• _Short problem_
Among the entries, which lines carry the string "实绩突出"? Copy each of them.

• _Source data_
——————

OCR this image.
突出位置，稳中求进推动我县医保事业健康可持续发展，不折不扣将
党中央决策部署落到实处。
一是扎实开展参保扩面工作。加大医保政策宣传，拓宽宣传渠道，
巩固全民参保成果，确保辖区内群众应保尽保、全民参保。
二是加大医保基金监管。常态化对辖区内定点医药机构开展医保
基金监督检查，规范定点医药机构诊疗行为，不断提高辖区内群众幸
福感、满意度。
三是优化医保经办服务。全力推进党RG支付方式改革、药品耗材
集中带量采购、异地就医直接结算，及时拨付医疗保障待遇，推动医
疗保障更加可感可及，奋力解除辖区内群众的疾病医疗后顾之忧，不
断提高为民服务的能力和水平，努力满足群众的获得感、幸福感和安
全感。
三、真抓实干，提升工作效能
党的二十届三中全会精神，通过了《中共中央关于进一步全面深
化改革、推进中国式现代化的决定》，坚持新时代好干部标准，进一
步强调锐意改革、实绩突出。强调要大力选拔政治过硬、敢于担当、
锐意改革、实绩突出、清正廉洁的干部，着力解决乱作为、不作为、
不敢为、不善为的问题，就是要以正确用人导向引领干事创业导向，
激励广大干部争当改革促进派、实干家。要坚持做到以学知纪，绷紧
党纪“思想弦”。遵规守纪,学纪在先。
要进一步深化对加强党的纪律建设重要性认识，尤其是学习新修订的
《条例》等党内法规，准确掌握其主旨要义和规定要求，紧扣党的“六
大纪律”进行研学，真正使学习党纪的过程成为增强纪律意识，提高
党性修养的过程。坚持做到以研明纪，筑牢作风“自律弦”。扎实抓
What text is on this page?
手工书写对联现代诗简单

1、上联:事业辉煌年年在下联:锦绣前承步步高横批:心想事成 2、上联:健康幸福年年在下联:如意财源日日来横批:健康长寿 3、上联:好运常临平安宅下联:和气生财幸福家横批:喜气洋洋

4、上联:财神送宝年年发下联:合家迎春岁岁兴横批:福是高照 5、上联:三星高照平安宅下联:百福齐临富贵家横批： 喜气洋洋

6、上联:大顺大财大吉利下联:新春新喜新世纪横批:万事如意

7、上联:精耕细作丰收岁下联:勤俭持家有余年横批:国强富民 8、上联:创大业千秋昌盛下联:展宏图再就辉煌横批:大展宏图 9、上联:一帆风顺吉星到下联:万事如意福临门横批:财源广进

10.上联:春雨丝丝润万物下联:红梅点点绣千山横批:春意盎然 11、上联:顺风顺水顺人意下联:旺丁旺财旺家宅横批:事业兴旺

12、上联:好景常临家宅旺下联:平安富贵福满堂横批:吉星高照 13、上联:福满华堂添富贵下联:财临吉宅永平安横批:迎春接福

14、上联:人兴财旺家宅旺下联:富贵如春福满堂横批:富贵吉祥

——————

• _Answer to the exercise_
步强调锐意改革、实绩突出。强调要大力选拔政治过硬、敢于担当、
锐意改革、实绩突出、清正廉洁的干部，着力解决乱作为、不作为、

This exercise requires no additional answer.